**JOB**
Retype all the records with nothing changed.

**DATASET ROWS**
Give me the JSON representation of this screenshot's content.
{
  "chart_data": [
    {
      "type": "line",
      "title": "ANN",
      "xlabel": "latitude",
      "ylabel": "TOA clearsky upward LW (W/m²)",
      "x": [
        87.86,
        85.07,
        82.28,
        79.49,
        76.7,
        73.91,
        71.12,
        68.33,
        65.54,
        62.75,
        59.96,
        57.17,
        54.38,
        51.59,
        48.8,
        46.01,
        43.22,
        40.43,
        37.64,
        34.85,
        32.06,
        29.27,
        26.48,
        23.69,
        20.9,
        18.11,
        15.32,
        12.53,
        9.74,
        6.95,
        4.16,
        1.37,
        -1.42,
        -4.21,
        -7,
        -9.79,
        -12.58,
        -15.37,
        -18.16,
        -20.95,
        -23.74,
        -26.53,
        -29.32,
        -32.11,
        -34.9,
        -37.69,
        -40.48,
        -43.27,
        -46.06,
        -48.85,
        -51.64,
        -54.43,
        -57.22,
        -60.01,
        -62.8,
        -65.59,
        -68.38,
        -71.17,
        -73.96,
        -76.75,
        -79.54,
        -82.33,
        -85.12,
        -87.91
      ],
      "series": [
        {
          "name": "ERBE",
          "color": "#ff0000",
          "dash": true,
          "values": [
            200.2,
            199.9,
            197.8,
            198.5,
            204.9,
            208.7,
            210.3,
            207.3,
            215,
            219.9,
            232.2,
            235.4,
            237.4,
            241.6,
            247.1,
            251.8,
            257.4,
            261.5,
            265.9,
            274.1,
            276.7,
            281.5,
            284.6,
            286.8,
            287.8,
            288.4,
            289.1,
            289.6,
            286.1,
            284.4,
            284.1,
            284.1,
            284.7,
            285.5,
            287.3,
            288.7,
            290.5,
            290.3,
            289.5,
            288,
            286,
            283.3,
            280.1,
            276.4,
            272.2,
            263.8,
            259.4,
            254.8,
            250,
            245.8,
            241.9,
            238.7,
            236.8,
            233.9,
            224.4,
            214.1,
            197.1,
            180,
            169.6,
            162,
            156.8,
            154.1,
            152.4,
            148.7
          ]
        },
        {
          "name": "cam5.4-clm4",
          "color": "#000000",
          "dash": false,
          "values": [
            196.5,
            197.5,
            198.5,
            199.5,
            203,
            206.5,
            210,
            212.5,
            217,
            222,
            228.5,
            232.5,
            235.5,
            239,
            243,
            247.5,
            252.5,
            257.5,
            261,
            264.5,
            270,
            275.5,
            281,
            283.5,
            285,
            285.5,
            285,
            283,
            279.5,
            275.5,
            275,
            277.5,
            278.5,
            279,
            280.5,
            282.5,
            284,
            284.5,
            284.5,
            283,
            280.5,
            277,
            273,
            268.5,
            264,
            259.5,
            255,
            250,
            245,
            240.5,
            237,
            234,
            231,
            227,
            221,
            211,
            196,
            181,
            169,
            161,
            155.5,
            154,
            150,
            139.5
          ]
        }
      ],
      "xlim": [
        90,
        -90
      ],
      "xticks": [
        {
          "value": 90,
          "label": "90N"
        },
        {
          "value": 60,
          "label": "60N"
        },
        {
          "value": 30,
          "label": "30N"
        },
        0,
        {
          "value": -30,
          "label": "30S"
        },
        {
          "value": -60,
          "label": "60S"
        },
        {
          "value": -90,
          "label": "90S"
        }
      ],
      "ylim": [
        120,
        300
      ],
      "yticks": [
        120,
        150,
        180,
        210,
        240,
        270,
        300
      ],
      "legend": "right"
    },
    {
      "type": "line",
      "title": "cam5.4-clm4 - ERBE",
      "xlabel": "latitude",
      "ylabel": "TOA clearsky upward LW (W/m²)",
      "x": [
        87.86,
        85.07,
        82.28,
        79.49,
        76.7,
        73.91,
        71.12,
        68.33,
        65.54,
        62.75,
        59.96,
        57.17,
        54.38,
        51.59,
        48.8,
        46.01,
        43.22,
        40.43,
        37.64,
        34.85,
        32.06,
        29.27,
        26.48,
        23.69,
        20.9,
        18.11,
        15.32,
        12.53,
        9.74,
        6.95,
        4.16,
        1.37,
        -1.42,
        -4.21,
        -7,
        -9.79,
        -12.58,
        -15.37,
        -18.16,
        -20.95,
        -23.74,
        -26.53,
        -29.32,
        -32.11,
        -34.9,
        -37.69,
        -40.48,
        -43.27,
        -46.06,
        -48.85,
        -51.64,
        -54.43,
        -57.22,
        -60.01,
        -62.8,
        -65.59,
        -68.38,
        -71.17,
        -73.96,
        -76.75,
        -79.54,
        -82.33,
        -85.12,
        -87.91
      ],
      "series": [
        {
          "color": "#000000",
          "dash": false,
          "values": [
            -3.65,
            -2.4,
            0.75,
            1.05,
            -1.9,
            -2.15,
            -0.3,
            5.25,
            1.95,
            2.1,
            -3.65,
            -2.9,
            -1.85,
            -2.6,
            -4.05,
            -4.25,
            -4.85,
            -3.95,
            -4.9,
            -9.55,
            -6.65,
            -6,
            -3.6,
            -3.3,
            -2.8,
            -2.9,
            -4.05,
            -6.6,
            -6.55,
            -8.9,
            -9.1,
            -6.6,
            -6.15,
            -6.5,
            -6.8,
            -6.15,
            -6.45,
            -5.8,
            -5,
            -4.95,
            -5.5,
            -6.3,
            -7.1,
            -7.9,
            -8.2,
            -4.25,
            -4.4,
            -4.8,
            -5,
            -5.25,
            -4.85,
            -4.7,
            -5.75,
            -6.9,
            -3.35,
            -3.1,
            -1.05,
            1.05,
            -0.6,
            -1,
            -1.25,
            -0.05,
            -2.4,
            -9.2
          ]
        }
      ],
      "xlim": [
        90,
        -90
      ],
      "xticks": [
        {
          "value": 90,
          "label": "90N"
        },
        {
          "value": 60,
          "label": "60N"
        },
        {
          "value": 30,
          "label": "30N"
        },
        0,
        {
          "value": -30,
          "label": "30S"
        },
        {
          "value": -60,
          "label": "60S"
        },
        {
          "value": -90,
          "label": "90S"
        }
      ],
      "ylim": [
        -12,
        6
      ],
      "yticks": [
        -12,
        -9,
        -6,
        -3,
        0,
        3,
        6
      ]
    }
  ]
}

**RESPONSE**
Give me the JSON representation of this screenshot's content.
{
  "chart_data": [
    {
      "type": "line",
      "title": "ANN",
      "xlabel": "latitude",
      "ylabel": "TOA clearsky upward LW (W/m²)",
      "x": [
        87.86,
        85.07,
        82.28,
        79.49,
        76.7,
        73.91,
        71.12,
        68.33,
        65.54,
        62.75,
        59.96,
        57.17,
        54.38,
        51.59,
        48.8,
        46.01,
        43.22,
        40.43,
        37.64,
        34.85,
        32.06,
        29.27,
        26.48,
        23.69,
        20.9,
        18.11,
        15.32,
        12.53,
        9.74,
        6.95,
        4.16,
        1.37,
        -1.42,
        -4.21,
        -7,
        -9.79,
        -12.58,
        -15.37,
        -18.16,
        -20.95,
        -23.74,
        -26.53,
        -29.32,
        -32.11,
        -34.9,
        -37.69,
        -40.48,
        -43.27,
        -46.06,
        -48.85,
        -51.64,
        -54.43,
        -57.22,
        -60.01,
        -62.8,
        -65.59,
        -68.38,
        -71.17,
        -73.96,
        -76.75,
        -79.54,
        -82.33,
        -85.12,
        -87.91
      ],
      "series": [
        {
          "name": "ERBE",
          "color": "#ff0000",
          "dash": true,
          "values": [
            200.2,
            199.9,
            197.8,
            198.5,
            204.9,
            208.7,
            210.3,
            207.3,
            215,
            219.9,
            232.2,
            235.4,
            237.4,
            241.6,
            247.1,
            251.8,
            257.4,
            261.5,
            265.9,
            274.1,
            276.7,
            281.5,
            284.6,
            286.8,
            287.8,
            288.4,
            289.1,
            289.6,
            286.1,
            284.4,
            284.1,
            284.1,
            284.7,
            285.5,
            287.3,
            288.7,
            290.5,
            290.3,
            289.5,
            288,
            286,
            283.3,
            280.1,
            276.4,
            272.2,
            263.8,
            259.4,
            254.8,
            250,
            245.8,
            241.9,
            238.7,
            236.8,
            233.9,
            224.4,
            214.1,
            197.1,
            180,
            169.6,
            162,
            156.8,
            154.1,
            152.4,
            148.7
          ]
        },
        {
          "name": "cam5.4-clm4",
          "color": "#000000",
          "dash": false,
          "values": [
            196.5,
            197.5,
            198.5,
            199.5,
            203,
            206.5,
            210,
            212.5,
            217,
            222,
            228.5,
            232.5,
            235.5,
            239,
            243,
            247.5,
            252.5,
            257.5,
            261,
            264.5,
            270,
            275.5,
            281,
            283.5,
            285,
            285.5,
            285,
            283,
            279.5,
            275.5,
            275,
            277.5,
            278.5,
            279,
            280.5,
            282.5,
            284,
            284.5,
            284.5,
            283,
            280.5,
            277,
            273,
            268.5,
            264,
            259.5,
            255,
            250,
            245,
            240.5,
            237,
            234,
            231,
            227,
            221,
            211,
            196,
            181,
            169,
            161,
            155.5,
            154,
            150,
            139.5
          ]
        }
      ],
      "xlim": [
        90,
        -90
      ],
      "xticks": [
        {
          "value": 90,
          "label": "90N"
        },
        {
          "value": 60,
          "label": "60N"
        },
        {
          "value": 30,
          "label": "30N"
        },
        0,
        {
          "value": -30,
          "label": "30S"
        },
        {
          "value": -60,
          "label": "60S"
        },
        {
          "value": -90,
          "label": "90S"
        }
      ],
      "ylim": [
        120,
        300
      ],
      "yticks": [
        120,
        150,
        180,
        210,
        240,
        270,
        300
      ],
      "legend": "right"
    },
    {
      "type": "line",
      "title": "cam5.4-clm4 - ERBE",
      "xlabel": "latitude",
      "ylabel": "TOA clearsky upward LW (W/m²)",
      "x": [
        87.86,
        85.07,
        82.28,
        79.49,
        76.7,
        73.91,
        71.12,
        68.33,
        65.54,
        62.75,
        59.96,
        57.17,
        54.38,
        51.59,
        48.8,
        46.01,
        43.22,
        40.43,
        37.64,
        34.85,
        32.06,
        29.27,
        26.48,
        23.69,
        20.9,
        18.11,
        15.32,
        12.53,
        9.74,
        6.95,
        4.16,
        1.37,
        -1.42,
        -4.21,
        -7,
        -9.79,
        -12.58,
        -15.37,
        -18.16,
        -20.95,
        -23.74,
        -26.53,
        -29.32,
        -32.11,
        -34.9,
        -37.69,
        -40.48,
        -43.27,
        -46.06,
        -48.85,
        -51.64,
        -54.43,
        -57.22,
        -60.01,
        -62.8,
        -65.59,
        -68.38,
        -71.17,
        -73.96,
        -76.75,
        -79.54,
        -82.33,
        -85.12,
        -87.91
      ],
      "series": [
        {
          "color": "#000000",
          "dash": false,
          "values": [
            -3.65,
            -2.4,
            0.75,
            1.05,
            -1.9,
            -2.15,
            -0.3,
            5.25,
            1.95,
            2.1,
            -3.65,
            -2.9,
            -1.85,
            -2.6,
            -4.05,
            -4.25,
            -4.85,
            -3.95,
            -4.9,
            -9.55,
            -6.65,
            -6,
            -3.6,
            -3.3,
            -2.8,
            -2.9,
            -4.05,
            -6.6,
            -6.55,
            -8.9,
            -9.1,
            -6.6,
            -6.15,
            -6.5,
            -6.8,
            -6.15,
            -6.45,
            -5.8,
            -5,
            -4.95,
            -5.5,
            -6.3,
            -7.1,
            -7.9,
            -8.2,
            -4.25,
            -4.4,
            -4.8,
            -5,
            -5.25,
            -4.85,
            -4.7,
            -5.75,
            -6.9,
            -3.35,
            -3.1,
            -1.05,
            1.05,
            -0.6,
            -1,
            -1.25,
            -0.05,
            -2.4,
            -9.2
          ]
        }
      ],
      "xlim": [
        90,
        -90
      ],
      "xticks": [
        {
          "value": 90,
          "label": "90N"
        },
        {
          "value": 60,
          "label": "60N"
        },
        {
          "value": 30,
          "label": "30N"
        },
        0,
        {
          "value": -30,
          "label": "30S"
        },
        {
          "value": -60,
          "label": "60S"
        },
        {
          "value": -90,
          "label": "90S"
        }
      ],
      "ylim": [
        -12,
        6
      ],
      "yticks": [
        -12,
        -9,
        -6,
        -3,
        0,
        3,
        6
      ]
    }
  ]
}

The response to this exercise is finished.